▸ Written request:
Review the material and extract every line in which the word "Arrivals" occurs.
* begin *
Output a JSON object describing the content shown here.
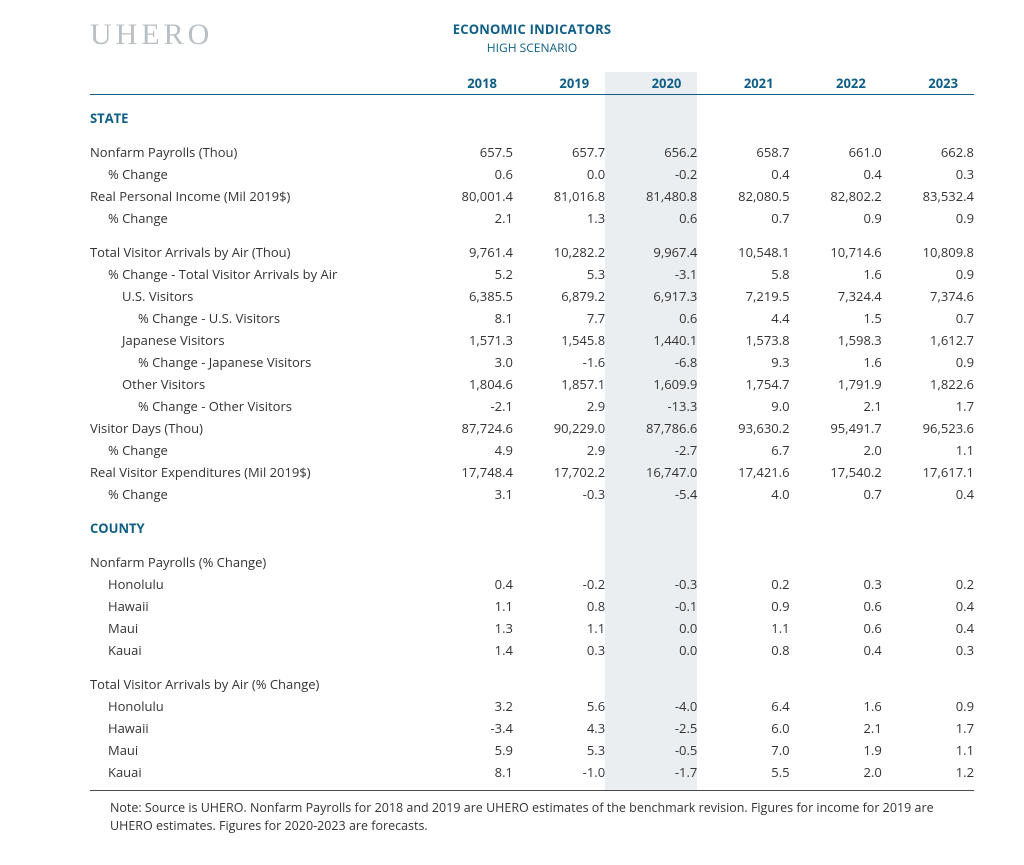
{
  "brand": "UHERO",
  "title": "ECONOMIC INDICATORS",
  "subtitle": "HIGH SCENARIO",
  "years": [
    "2018",
    "2019",
    "2020",
    "2021",
    "2022",
    "2023"
  ],
  "highlight_year_index": 2,
  "colors": {
    "accent": "#0f5e86",
    "logo": "#b9c0c5",
    "highlight_bg": "#ebeef0",
    "text": "#333333",
    "rule_bottom": "#4a4a4a",
    "background": "#ffffff"
  },
  "typography": {
    "body_pt": 13,
    "title_pt": 13,
    "subtitle_pt": 12,
    "logo_pt": 30,
    "note_pt": 12.5
  },
  "sections": [
    {
      "heading": "STATE",
      "groups": [
        [
          {
            "label": "Nonfarm Payrolls (Thou)",
            "indent": 0,
            "values": [
              "657.5",
              "657.7",
              "656.2",
              "658.7",
              "661.0",
              "662.8"
            ]
          },
          {
            "label": "% Change",
            "indent": 1,
            "values": [
              "0.6",
              "0.0",
              "-0.2",
              "0.4",
              "0.4",
              "0.3"
            ]
          },
          {
            "label": "Real Personal Income (Mil 2019$)",
            "indent": 0,
            "values": [
              "80,001.4",
              "81,016.8",
              "81,480.8",
              "82,080.5",
              "82,802.2",
              "83,532.4"
            ]
          },
          {
            "label": "% Change",
            "indent": 1,
            "values": [
              "2.1",
              "1.3",
              "0.6",
              "0.7",
              "0.9",
              "0.9"
            ]
          }
        ],
        [
          {
            "label": "Total Visitor Arrivals by Air (Thou)",
            "indent": 0,
            "values": [
              "9,761.4",
              "10,282.2",
              "9,967.4",
              "10,548.1",
              "10,714.6",
              "10,809.8"
            ]
          },
          {
            "label": "% Change - Total Visitor Arrivals by Air",
            "indent": 1,
            "values": [
              "5.2",
              "5.3",
              "-3.1",
              "5.8",
              "1.6",
              "0.9"
            ]
          },
          {
            "label": "U.S. Visitors",
            "indent": 2,
            "values": [
              "6,385.5",
              "6,879.2",
              "6,917.3",
              "7,219.5",
              "7,324.4",
              "7,374.6"
            ]
          },
          {
            "label": "% Change - U.S. Visitors",
            "indent": 3,
            "values": [
              "8.1",
              "7.7",
              "0.6",
              "4.4",
              "1.5",
              "0.7"
            ]
          },
          {
            "label": "Japanese Visitors",
            "indent": 2,
            "values": [
              "1,571.3",
              "1,545.8",
              "1,440.1",
              "1,573.8",
              "1,598.3",
              "1,612.7"
            ]
          },
          {
            "label": "% Change - Japanese Visitors",
            "indent": 3,
            "values": [
              "3.0",
              "-1.6",
              "-6.8",
              "9.3",
              "1.6",
              "0.9"
            ]
          },
          {
            "label": "Other Visitors",
            "indent": 2,
            "values": [
              "1,804.6",
              "1,857.1",
              "1,609.9",
              "1,754.7",
              "1,791.9",
              "1,822.6"
            ]
          },
          {
            "label": "% Change - Other Visitors",
            "indent": 3,
            "values": [
              "-2.1",
              "2.9",
              "-13.3",
              "9.0",
              "2.1",
              "1.7"
            ]
          },
          {
            "label": "Visitor Days (Thou)",
            "indent": 0,
            "values": [
              "87,724.6",
              "90,229.0",
              "87,786.6",
              "93,630.2",
              "95,491.7",
              "96,523.6"
            ]
          },
          {
            "label": "% Change",
            "indent": 1,
            "values": [
              "4.9",
              "2.9",
              "-2.7",
              "6.7",
              "2.0",
              "1.1"
            ]
          },
          {
            "label": "Real Visitor Expenditures (Mil 2019$)",
            "indent": 0,
            "values": [
              "17,748.4",
              "17,702.2",
              "16,747.0",
              "17,421.6",
              "17,540.2",
              "17,617.1"
            ]
          },
          {
            "label": "% Change",
            "indent": 1,
            "values": [
              "3.1",
              "-0.3",
              "-5.4",
              "4.0",
              "0.7",
              "0.4"
            ]
          }
        ]
      ]
    },
    {
      "heading": "COUNTY",
      "groups": [
        [
          {
            "label": "Nonfarm Payrolls (% Change)",
            "indent": 0,
            "values": [
              "",
              "",
              "",
              "",
              "",
              ""
            ]
          },
          {
            "label": "Honolulu",
            "indent": 1,
            "values": [
              "0.4",
              "-0.2",
              "-0.3",
              "0.2",
              "0.3",
              "0.2"
            ]
          },
          {
            "label": "Hawaii",
            "indent": 1,
            "values": [
              "1.1",
              "0.8",
              "-0.1",
              "0.9",
              "0.6",
              "0.4"
            ]
          },
          {
            "label": "Maui",
            "indent": 1,
            "values": [
              "1.3",
              "1.1",
              "0.0",
              "1.1",
              "0.6",
              "0.4"
            ]
          },
          {
            "label": "Kauai",
            "indent": 1,
            "values": [
              "1.4",
              "0.3",
              "0.0",
              "0.8",
              "0.4",
              "0.3"
            ]
          }
        ],
        [
          {
            "label": "Total Visitor Arrivals by Air (% Change)",
            "indent": 0,
            "values": [
              "",
              "",
              "",
              "",
              "",
              ""
            ]
          },
          {
            "label": "Honolulu",
            "indent": 1,
            "values": [
              "3.2",
              "5.6",
              "-4.0",
              "6.4",
              "1.6",
              "0.9"
            ]
          },
          {
            "label": "Hawaii",
            "indent": 1,
            "values": [
              "-3.4",
              "4.3",
              "-2.5",
              "6.0",
              "2.1",
              "1.7"
            ]
          },
          {
            "label": "Maui",
            "indent": 1,
            "values": [
              "5.9",
              "5.3",
              "-0.5",
              "7.0",
              "1.9",
              "1.1"
            ]
          },
          {
            "label": "Kauai",
            "indent": 1,
            "values": [
              "8.1",
              "-1.0",
              "-1.7",
              "5.5",
              "2.0",
              "1.2"
            ]
          }
        ]
      ]
    }
  ],
  "note": "Note: Source is UHERO. Nonfarm Payrolls for 2018 and 2019 are UHERO estimates of the benchmark revision. Figures for income for 2019 are UHERO estimates. Figures for 2020-2023 are forecasts."
}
* end *
▸ Solution:
            "label": "Total Visitor Arrivals by Air (Thou)",
            "label": "% Change - Total Visitor Arrivals by Air",
            "label": "Total Visitor Arrivals by Air (% Change)",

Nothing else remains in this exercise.